**OBJECTIVE**
Convert every line of the items below into a Markdown table with two columns, "No." for the row number and "Entry" for the line's text, skipping any blank lines.

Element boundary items

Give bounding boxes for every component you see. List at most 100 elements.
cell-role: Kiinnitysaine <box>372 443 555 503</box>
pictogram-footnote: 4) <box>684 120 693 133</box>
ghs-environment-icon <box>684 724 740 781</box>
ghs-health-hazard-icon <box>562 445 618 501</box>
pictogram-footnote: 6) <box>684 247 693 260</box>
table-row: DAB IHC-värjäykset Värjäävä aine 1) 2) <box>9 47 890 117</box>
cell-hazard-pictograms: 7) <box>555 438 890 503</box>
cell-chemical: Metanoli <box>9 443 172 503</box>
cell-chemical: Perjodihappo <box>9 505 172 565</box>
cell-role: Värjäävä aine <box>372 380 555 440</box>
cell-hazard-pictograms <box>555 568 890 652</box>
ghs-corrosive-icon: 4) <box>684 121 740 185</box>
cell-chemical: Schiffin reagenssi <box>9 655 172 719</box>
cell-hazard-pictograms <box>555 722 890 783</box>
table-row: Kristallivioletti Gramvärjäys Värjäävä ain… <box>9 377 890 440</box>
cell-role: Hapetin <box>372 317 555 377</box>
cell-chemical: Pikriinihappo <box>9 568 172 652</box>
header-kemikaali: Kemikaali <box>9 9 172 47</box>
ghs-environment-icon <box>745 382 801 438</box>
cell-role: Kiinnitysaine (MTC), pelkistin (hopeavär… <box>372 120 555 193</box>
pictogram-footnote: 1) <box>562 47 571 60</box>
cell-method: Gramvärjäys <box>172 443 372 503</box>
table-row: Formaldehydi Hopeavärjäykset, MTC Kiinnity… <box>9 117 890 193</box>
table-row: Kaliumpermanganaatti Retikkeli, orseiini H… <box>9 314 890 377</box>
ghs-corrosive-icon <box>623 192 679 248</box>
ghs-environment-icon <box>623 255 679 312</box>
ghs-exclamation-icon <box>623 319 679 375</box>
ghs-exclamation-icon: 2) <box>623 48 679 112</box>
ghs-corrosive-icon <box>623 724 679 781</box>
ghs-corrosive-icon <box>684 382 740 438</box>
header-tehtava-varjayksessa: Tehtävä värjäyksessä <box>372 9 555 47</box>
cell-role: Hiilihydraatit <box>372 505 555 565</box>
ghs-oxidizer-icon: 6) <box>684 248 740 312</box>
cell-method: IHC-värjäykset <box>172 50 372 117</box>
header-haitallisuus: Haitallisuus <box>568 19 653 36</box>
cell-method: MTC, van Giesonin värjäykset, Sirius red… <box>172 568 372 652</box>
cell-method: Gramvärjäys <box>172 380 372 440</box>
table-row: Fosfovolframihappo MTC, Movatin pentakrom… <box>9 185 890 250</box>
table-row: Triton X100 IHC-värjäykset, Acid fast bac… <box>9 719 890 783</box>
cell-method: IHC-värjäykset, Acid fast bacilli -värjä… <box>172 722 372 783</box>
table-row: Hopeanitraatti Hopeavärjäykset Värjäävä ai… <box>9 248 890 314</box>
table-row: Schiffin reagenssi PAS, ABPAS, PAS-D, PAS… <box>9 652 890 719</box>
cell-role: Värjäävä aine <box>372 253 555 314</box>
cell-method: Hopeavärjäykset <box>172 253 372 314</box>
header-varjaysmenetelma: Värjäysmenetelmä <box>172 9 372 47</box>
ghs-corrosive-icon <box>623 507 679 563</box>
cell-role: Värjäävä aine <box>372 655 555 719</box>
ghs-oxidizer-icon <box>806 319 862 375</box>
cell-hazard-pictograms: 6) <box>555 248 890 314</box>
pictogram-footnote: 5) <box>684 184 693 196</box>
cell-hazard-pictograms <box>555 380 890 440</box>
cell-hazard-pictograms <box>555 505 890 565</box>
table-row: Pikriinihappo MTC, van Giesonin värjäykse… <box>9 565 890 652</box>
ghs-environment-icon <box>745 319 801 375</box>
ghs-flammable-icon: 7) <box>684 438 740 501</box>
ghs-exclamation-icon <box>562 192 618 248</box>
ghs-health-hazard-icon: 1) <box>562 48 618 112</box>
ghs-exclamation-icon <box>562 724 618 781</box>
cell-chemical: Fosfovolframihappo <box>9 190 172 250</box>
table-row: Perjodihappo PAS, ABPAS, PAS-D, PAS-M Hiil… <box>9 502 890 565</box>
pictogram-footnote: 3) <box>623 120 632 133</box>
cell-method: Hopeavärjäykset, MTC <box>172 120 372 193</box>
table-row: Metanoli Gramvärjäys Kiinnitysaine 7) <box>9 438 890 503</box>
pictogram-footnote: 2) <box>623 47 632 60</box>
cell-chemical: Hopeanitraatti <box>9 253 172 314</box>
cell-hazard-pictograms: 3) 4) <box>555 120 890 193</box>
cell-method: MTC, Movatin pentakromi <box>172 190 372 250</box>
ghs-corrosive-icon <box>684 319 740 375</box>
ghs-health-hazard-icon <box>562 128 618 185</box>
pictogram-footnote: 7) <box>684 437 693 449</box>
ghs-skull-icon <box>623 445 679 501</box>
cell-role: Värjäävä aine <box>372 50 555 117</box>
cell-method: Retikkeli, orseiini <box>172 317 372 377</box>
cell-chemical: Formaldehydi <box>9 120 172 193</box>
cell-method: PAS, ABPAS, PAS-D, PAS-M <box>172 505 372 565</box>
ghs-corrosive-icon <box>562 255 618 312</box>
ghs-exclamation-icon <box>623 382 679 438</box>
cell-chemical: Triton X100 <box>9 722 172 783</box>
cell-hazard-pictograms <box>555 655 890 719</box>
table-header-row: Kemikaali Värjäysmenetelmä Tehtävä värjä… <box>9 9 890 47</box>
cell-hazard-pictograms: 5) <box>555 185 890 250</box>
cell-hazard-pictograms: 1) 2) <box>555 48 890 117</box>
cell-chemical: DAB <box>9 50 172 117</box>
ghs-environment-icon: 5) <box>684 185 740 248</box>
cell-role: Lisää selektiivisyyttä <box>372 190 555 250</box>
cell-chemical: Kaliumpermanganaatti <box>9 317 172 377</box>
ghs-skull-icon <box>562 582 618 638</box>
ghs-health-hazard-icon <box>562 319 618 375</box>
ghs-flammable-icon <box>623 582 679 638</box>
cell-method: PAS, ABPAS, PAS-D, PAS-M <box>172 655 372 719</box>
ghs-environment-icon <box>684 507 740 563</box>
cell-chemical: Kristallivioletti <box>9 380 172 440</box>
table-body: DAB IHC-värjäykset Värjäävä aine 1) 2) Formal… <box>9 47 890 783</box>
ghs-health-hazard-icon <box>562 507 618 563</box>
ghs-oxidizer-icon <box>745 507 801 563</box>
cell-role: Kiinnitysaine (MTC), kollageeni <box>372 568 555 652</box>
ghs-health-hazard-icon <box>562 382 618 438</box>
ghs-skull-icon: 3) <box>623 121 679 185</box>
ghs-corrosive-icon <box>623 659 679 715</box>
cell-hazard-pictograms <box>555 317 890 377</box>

**SOLUTION TO THE EXERCISE**
| No. | Entry |
|---|---|
| 1 | Give bounding boxes for every component you see. List at most 100 elements. |
| 2 | cell-role: Kiinnitysaine <box>372 443 555 503</box> |
| 3 | pictogram-footnote: 4) <box>684 120 693 133</box> |
| 4 | ghs-environment-icon <box>684 724 740 781</box> |
| 5 | ghs-health-hazard-icon <box>562 445 618 501</box> |
| 6 | pictogram-footnote: 6) <box>684 247 693 260</box> |
| 7 | table-row: DAB IHC-värjäykset Värjäävä aine 1) 2) <box>9 47 890 117</box> |
| 8 | cell-hazard-pictograms: 7) <box>555 438 890 503</box> |
| 9 | cell-chemical: Metanoli <box>9 443 172 503</box> |
| 10 | cell-chemical: Perjodihappo <box>9 505 172 565</box> |
| 11 | cell-role: Värjäävä aine <box>372 380 555 440</box> |
| 12 | cell-hazard-pictograms <box>555 568 890 652</box> |
| 13 | ghs-corrosive-icon: 4) <box>684 121 740 185</box> |
| 14 | cell-chemical: Schiffin reagenssi <box>9 655 172 719</box> |
| 15 | cell-hazard-pictograms <box>555 722 890 783</box> |
| 16 | table-row: Kristallivioletti Gramvärjäys Värjäävä ain… <box>9 377 890 440</box> |
| 17 | cell-role: Hapetin <box>372 317 555 377</box> |
| 18 | cell-chemical: Pikriinihappo <box>9 568 172 652</box> |
| 19 | header-kemikaali: Kemikaali <box>9 9 172 47</box> |
| 20 | ghs-environment-icon <box>745 382 801 438</box> |
| 21 | cell-role: Kiinnitysaine (MTC), pelkistin (hopeavär… <box>372 120 555 193</box> |
| 22 | pictogram-footnote: 1) <box>562 47 571 60</box> |
| 23 | cell-method: Gramvärjäys <box>172 443 372 503</box> |
| 24 | table-row: Formaldehydi Hopeavärjäykset, MTC Kiinnity… <box>9 117 890 193</box> |
| 25 | table-row: Kaliumpermanganaatti Retikkeli, orseiini H… <box>9 314 890 377</box> |
| 26 | ghs-corrosive-icon <box>623 192 679 248</box> |
| 27 | ghs-environment-icon <box>623 255 679 312</box> |
| 28 | ghs-exclamation-icon <box>623 319 679 375</box> |
| 29 | ghs-exclamation-icon: 2) <box>623 48 679 112</box> |
| 30 | ghs-corrosive-icon <box>623 724 679 781</box> |
| 31 | ghs-corrosive-icon <box>684 382 740 438</box> |
| 32 | header-tehtava-varjayksessa: Tehtävä värjäyksessä <box>372 9 555 47</box> |
| 33 | cell-role: Hiilihydraatit <box>372 505 555 565</box> |
| 34 | ghs-oxidizer-icon: 6) <box>684 248 740 312</box> |
| 35 | cell-method: IHC-värjäykset <box>172 50 372 117</box> |
| 36 | header-haitallisuus: Haitallisuus <box>568 19 653 36</box> |
| 37 | cell-method: MTC, van Giesonin värjäykset, Sirius red… <box>172 568 372 652</box> |
| 38 | cell-method: Gramvärjäys <box>172 380 372 440</box> |
| 39 | table-row: Fosfovolframihappo MTC, Movatin pentakrom… <box>9 185 890 250</box> |
| 40 | table-row: Triton X100 IHC-värjäykset, Acid fast bac… <box>9 719 890 783</box> |
| 41 | cell-method: IHC-värjäykset, Acid fast bacilli -värjä… <box>172 722 372 783</box> |
| 42 | table-row: Hopeanitraatti Hopeavärjäykset Värjäävä ai… <box>9 248 890 314</box> |
| 43 | table-row: Schiffin reagenssi PAS, ABPAS, PAS-D, PAS… <box>9 652 890 719</box> |
| 44 | cell-role: Värjäävä aine <box>372 253 555 314</box> |
| 45 | cell-method: Hopeavärjäykset <box>172 253 372 314</box> |
| 46 | header-varjaysmenetelma: Värjäysmenetelmä <box>172 9 372 47</box> |
| 47 | ghs-corrosive-icon <box>623 507 679 563</box> |
| 48 | cell-role: Värjäävä aine <box>372 655 555 719</box> |
| 49 | ghs-oxidizer-icon <box>806 319 862 375</box> |
| 50 | cell-hazard-pictograms: 6) <box>555 248 890 314</box> |
| 51 | pictogram-footnote: 5) <box>684 184 693 196</box> |
| 52 | cell-hazard-pictograms <box>555 380 890 440</box> |
| 53 | cell-hazard-pictograms <box>555 505 890 565</box> |
| 54 | table-row: Pikriinihappo MTC, van Giesonin värjäykse… <box>9 565 890 652</box> |
| 55 | ghs-environment-icon <box>745 319 801 375</box> |
| 56 | ghs-flammable-icon: 7) <box>684 438 740 501</box> |
| 57 | ghs-exclamation-icon <box>562 192 618 248</box> |
| 58 | ghs-health-hazard-icon: 1) <box>562 48 618 112</box> |
| 59 | ghs-exclamation-icon <box>562 724 618 781</box> |
| 60 | cell-chemical: Fosfovolframihappo <box>9 190 172 250</box> |
| 61 | table-row: Perjodihappo PAS, ABPAS, PAS-D, PAS-M Hiil… <box>9 502 890 565</box> |
| 62 | pictogram-footnote: 3) <box>623 120 632 133</box> |
| 63 | cell-method: Hopeavärjäykset, MTC <box>172 120 372 193</box> |
| 64 | table-row: Metanoli Gramvärjäys Kiinnitysaine 7) <box>9 438 890 503</box> |
| 65 | pictogram-footnote: 2) <box>623 47 632 60</box> |
| 66 | cell-chemical: Hopeanitraatti <box>9 253 172 314</box> |
| 67 | cell-hazard-pictograms: 3) 4) <box>555 120 890 193</box> |
| 68 | cell-method: MTC, Movatin pentakromi <box>172 190 372 250</box> |
| 69 | ghs-corrosive-icon <box>684 319 740 375</box> |
| 70 | ghs-health-hazard-icon <box>562 128 618 185</box> |
| 71 | pictogram-footnote: 7) <box>684 437 693 449</box> |
| 72 | ghs-skull-icon <box>623 445 679 501</box> |
| 73 | cell-role: Värjäävä aine <box>372 50 555 117</box> |
| 74 | cell-method: Retikkeli, orseiini <box>172 317 372 377</box> |
| 75 | cell-chemical: Formaldehydi <box>9 120 172 193</box> |
| 76 | cell-method: PAS, ABPAS, PAS-D, PAS-M <box>172 505 372 565</box> |
| 77 | ghs-corrosive-icon <box>562 255 618 312</box> |
| 78 | ghs-exclamation-icon <box>623 382 679 438</box> |
| 79 | cell-chemical: Triton X100 <box>9 722 172 783</box> |
| 80 | cell-hazard-pictograms <box>555 655 890 719</box> |
| 81 | table-header-row: Kemikaali Värjäysmenetelmä Tehtävä värjä… <box>9 9 890 47</box> |
| 82 | cell-hazard-pictograms: 5) <box>555 185 890 250</box> |
| 83 | cell-hazard-pictograms: 1) 2) <box>555 48 890 117</box> |
| 84 | cell-chemical: DAB <box>9 50 172 117</box> |
| 85 | ghs-environment-icon: 5) <box>684 185 740 248</box> |
| 86 | cell-role: Lisää selektiivisyyttä <box>372 190 555 250</box> |
| 87 | cell-chemical: Kaliumpermanganaatti <box>9 317 172 377</box> |
| 88 | ghs-skull-icon <box>562 582 618 638</box> |
| 89 | ghs-health-hazard-icon <box>562 319 618 375</box> |
| 90 | ghs-flammable-icon <box>623 582 679 638</box> |
| 91 | cell-method: PAS, ABPAS, PAS-D, PAS-M <box>172 655 372 719</box> |
| 92 | ghs-environment-icon <box>684 507 740 563</box> |
| 93 | cell-chemical: Kristallivioletti <box>9 380 172 440</box> |
| 94 | table-body: DAB IHC-värjäykset Värjäävä aine 1) 2) Formal… <box>9 47 890 783</box> |
| 95 | ghs-health-hazard-icon <box>562 507 618 563</box> |
| 96 | ghs-oxidizer-icon <box>745 507 801 563</box> |
| 97 | cell-role: Kiinnitysaine (MTC), kollageeni <box>372 568 555 652</box> |
| 98 | ghs-health-hazard-icon <box>562 382 618 438</box> |
| 99 | ghs-skull-icon: 3) <box>623 121 679 185</box> |
| 100 | ghs-corrosive-icon <box>623 659 679 715</box> |
| 101 | cell-hazard-pictograms <box>555 317 890 377</box> |